* What the task asks
Copy every line of the entries that has the string "élevé" in it.

Extracted data entries
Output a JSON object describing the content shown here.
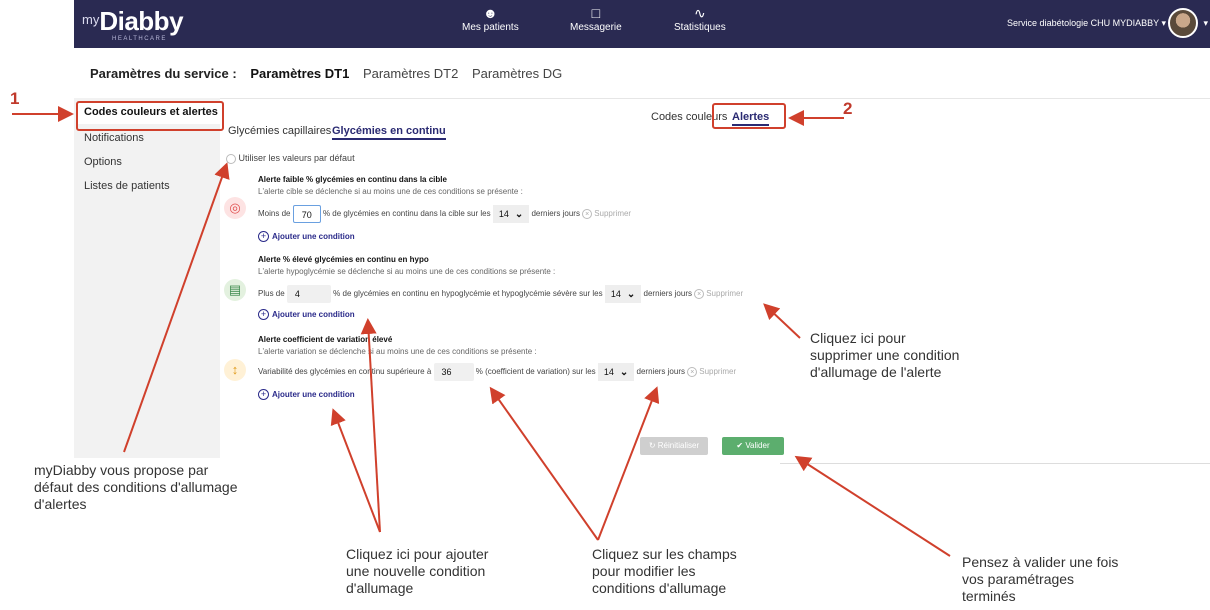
{
  "navbar": {
    "logo_prefix": "my",
    "logo_name": "Diabby",
    "logo_sub": "HEALTHCARE",
    "items": [
      {
        "label": "Mes patients",
        "icon": "users-icon"
      },
      {
        "label": "Messagerie",
        "icon": "chat-icon"
      },
      {
        "label": "Statistiques",
        "icon": "chart-icon"
      }
    ],
    "user_label": "Service diabétologie CHU MYDIABBY"
  },
  "service": {
    "label": "Paramètres du service :",
    "tabs": [
      "Paramètres DT1",
      "Paramètres DT2",
      "Paramètres DG"
    ],
    "active_tab": "Paramètres DT1"
  },
  "sidebar": {
    "items": [
      "Codes couleurs et alertes",
      "Notifications",
      "Options",
      "Listes de patients"
    ],
    "active": "Codes couleurs et alertes"
  },
  "content": {
    "top_tabs": [
      "Codes couleurs",
      "Alertes"
    ],
    "sub_tabs": [
      "Glycémies capillaires",
      "Glycémies en continu"
    ],
    "default_option": "Utiliser les valeurs par défaut",
    "alerts": [
      {
        "title": "Alerte faible % glycémies en continu dans la cible",
        "desc": "L'alerte cible se déclenche si au moins une de ces conditions se présente :",
        "prefix": "Moins de",
        "value": "70",
        "middle": "% de glycémies en continu dans la cible sur les",
        "days": "14",
        "suffix": "derniers jours"
      },
      {
        "title": "Alerte % élevé glycémies en continu en hypo",
        "desc": "L'alerte hypoglycémie se déclenche si au moins une de ces conditions se présente :",
        "prefix": "Plus de",
        "value": "4",
        "middle": "% de glycémies en continu en hypoglycémie et hypoglycémie sévère sur les",
        "days": "14",
        "suffix": "derniers jours"
      },
      {
        "title": "Alerte coefficient de variation élevé",
        "desc": "L'alerte variation se déclenche si au moins une de ces conditions se présente :",
        "prefix": "Variabilité des glycémies en continu supérieure à",
        "value": "36",
        "middle": "% (coefficient de variation) sur les",
        "days": "14",
        "suffix": "derniers jours"
      }
    ],
    "delete_label": "Supprimer",
    "add_label": "Ajouter une condition",
    "reset_label": "Réinitialiser",
    "validate_label": "Valider"
  },
  "callouts": {
    "n1": "1",
    "n2": "2",
    "delete_note": [
      "Cliquez ici pour",
      "supprimer une condition",
      "d'allumage de l'alerte"
    ],
    "default_note": [
      "myDiabby vous propose par",
      "défaut des conditions d'allumage",
      "d'alertes"
    ],
    "add_note": [
      "Cliquez ici pour ajouter",
      "une nouvelle condition",
      "d'allumage"
    ],
    "fields_note": [
      "Cliquez sur les champs",
      "pour modifier les",
      "conditions d'allumage"
    ],
    "validate_note": [
      "Pensez à valider une fois",
      "vos paramétrages",
      "terminés"
    ]
  },
  "colors": {
    "navbar": "#2a2a52",
    "accent": "#2a2a8a",
    "callout_red": "#c0392b",
    "validate_green": "#5cae6e"
  }
}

* Task result
        "title": "Alerte % élevé glycémies en continu en hypo",
        "title": "Alerte coefficient de variation élevé",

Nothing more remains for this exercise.